- PROBLEM DETAILS: Below is a block of records; return all of them exactly, but without the images.

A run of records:
▬▬▬▬▬▬▬▬▬▬

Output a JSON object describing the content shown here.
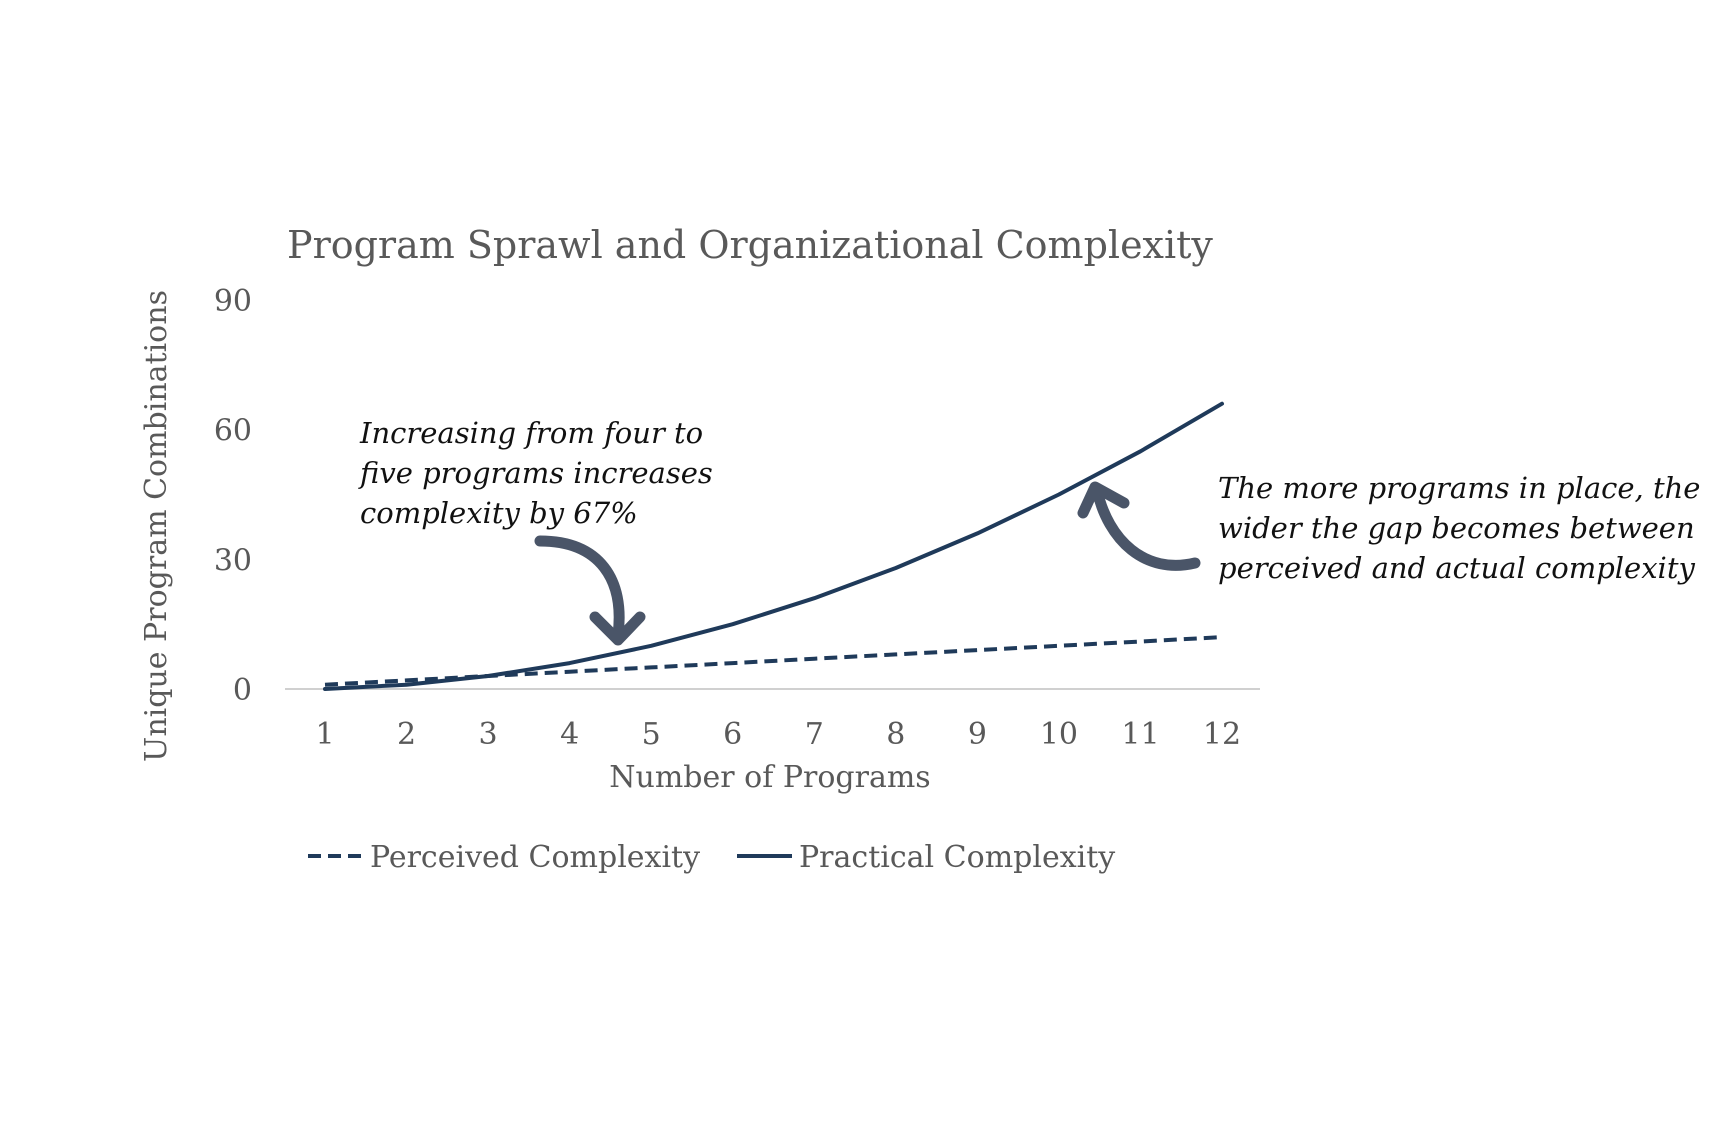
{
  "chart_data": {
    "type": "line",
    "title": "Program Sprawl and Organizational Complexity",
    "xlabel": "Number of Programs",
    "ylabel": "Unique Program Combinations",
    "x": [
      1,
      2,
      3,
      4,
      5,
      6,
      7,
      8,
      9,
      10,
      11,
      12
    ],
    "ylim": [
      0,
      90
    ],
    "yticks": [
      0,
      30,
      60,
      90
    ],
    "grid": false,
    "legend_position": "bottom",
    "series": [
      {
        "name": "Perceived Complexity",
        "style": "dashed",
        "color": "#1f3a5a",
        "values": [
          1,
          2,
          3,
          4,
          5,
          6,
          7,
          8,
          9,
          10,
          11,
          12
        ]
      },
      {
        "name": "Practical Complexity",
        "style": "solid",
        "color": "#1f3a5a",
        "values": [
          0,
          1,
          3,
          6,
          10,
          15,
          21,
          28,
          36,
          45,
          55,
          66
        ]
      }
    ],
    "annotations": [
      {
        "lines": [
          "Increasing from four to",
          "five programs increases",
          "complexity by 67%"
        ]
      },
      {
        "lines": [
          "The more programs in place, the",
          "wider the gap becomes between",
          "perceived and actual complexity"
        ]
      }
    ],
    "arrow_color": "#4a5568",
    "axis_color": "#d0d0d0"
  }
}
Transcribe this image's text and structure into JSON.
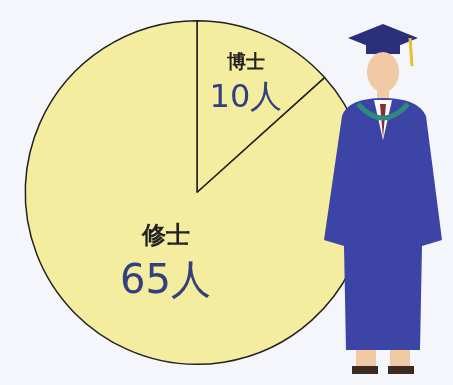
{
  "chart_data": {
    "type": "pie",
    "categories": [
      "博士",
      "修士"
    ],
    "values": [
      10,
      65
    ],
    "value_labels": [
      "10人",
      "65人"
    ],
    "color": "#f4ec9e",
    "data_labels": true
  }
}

▬▬▬▬▬▬▬▬▬▬

- RESULT OF THE TASK:
Output a JSON object describing the content shown here.
{
  "chart_data": {
    "type": "line",
    "title": "Program Sprawl and Organizational Complexity",
    "xlabel": "Number of Programs",
    "ylabel": "Unique Program Combinations",
    "x": [
      1,
      2,
      3,
      4,
      5,
      6,
      7,
      8,
      9,
      10,
      11,
      12
    ],
    "ylim": [
      0,
      90
    ],
    "yticks": [
      0,
      30,
      60,
      90
    ],
    "grid": false,
    "legend_position": "bottom",
    "series": [
      {
        "name": "Perceived Complexity",
        "style": "dashed",
        "color": "#1f3a5a",
        "values": [
          1,
          2,
          3,
          4,
          5,
          6,
          7,
          8,
          9,
          10,
          11,
          12
        ]
      },
      {
        "name": "Practical Complexity",
        "style": "solid",
        "color": "#1f3a5a",
        "values": [
          0,
          1,
          3,
          6,
          10,
          15,
          21,
          28,
          36,
          45,
          55,
          66
        ]
      }
    ],
    "annotations": [
      {
        "lines": [
          "Increasing from four to",
          "five programs increases",
          "complexity by 67%"
        ]
      },
      {
        "lines": [
          "The more programs in place, the",
          "wider the gap becomes between",
          "perceived and actual complexity"
        ]
      }
    ],
    "arrow_color": "#4a5568",
    "axis_color": "#d0d0d0"
  }
}
Transcribe this image's text and structure into JSON.
{
  "chart_data": {
    "type": "pie",
    "categories": [
      "博士",
      "修士"
    ],
    "values": [
      10,
      65
    ],
    "value_labels": [
      "10人",
      "65人"
    ],
    "color": "#f4ec9e",
    "data_labels": true
  }
}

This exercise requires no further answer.